#### [Dataset excerpts]
◇ ◇ ◇ ◇ ◇ ◇ ◇

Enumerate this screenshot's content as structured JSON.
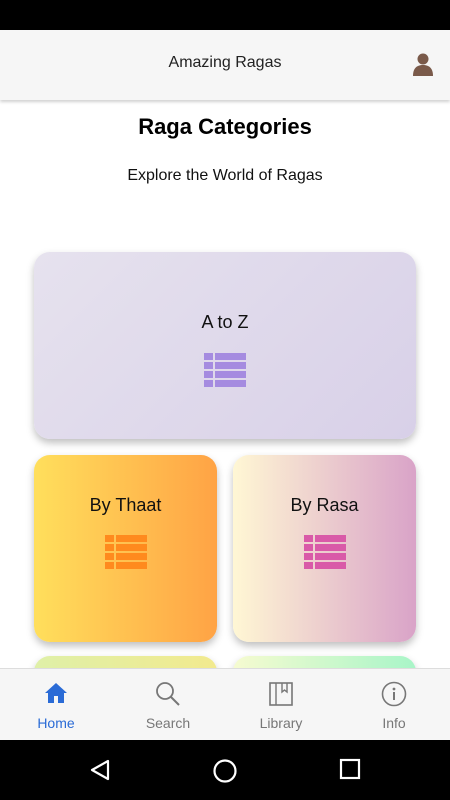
{
  "app_bar": {
    "title": "Amazing Ragas",
    "profile_icon": "user-silhouette-icon"
  },
  "page": {
    "title": "Raga Categories",
    "subtitle": "Explore the World of Ragas"
  },
  "categories": [
    {
      "label": "A to Z",
      "icon": "list-icon",
      "icon_color": "#a58be0"
    },
    {
      "label": "By Thaat",
      "icon": "list-icon",
      "icon_color": "#ff8a1e"
    },
    {
      "label": "By Rasa",
      "icon": "list-icon",
      "icon_color": "#d95aa8"
    }
  ],
  "bottom_nav": {
    "items": [
      {
        "label": "Home",
        "icon": "home-icon",
        "active": true
      },
      {
        "label": "Search",
        "icon": "search-icon",
        "active": false
      },
      {
        "label": "Library",
        "icon": "book-icon",
        "active": false
      },
      {
        "label": "Info",
        "icon": "info-icon",
        "active": false
      }
    ],
    "active_color": "#2a6bd6",
    "inactive_color": "#777777"
  },
  "system_nav": {
    "icons": [
      "back-icon",
      "home-circle-icon",
      "recents-icon"
    ]
  }
}
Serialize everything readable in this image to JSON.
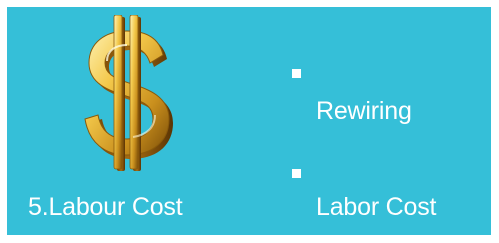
{
  "slide": {
    "background_color": "#35bfd8",
    "image": {
      "icon": "gold-dollar-sign-icon"
    },
    "caption": "5.Labour Cost",
    "bullets": [
      {
        "text": "Rewiring"
      },
      {
        "text": "Labor Cost"
      }
    ]
  },
  "colors": {
    "text": "#ffffff",
    "gold_light": "#fbe38a",
    "gold_mid": "#d8a428",
    "gold_dark": "#8a5a0b"
  }
}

◇ ◇ ◇ ◇ ◇ ◇ ◇

Report every line containing the word "Cost" from the listing above.

#### [FINISHED EXERCISE]
    "caption": "5.Labour Cost",
        "text": "Labor Cost"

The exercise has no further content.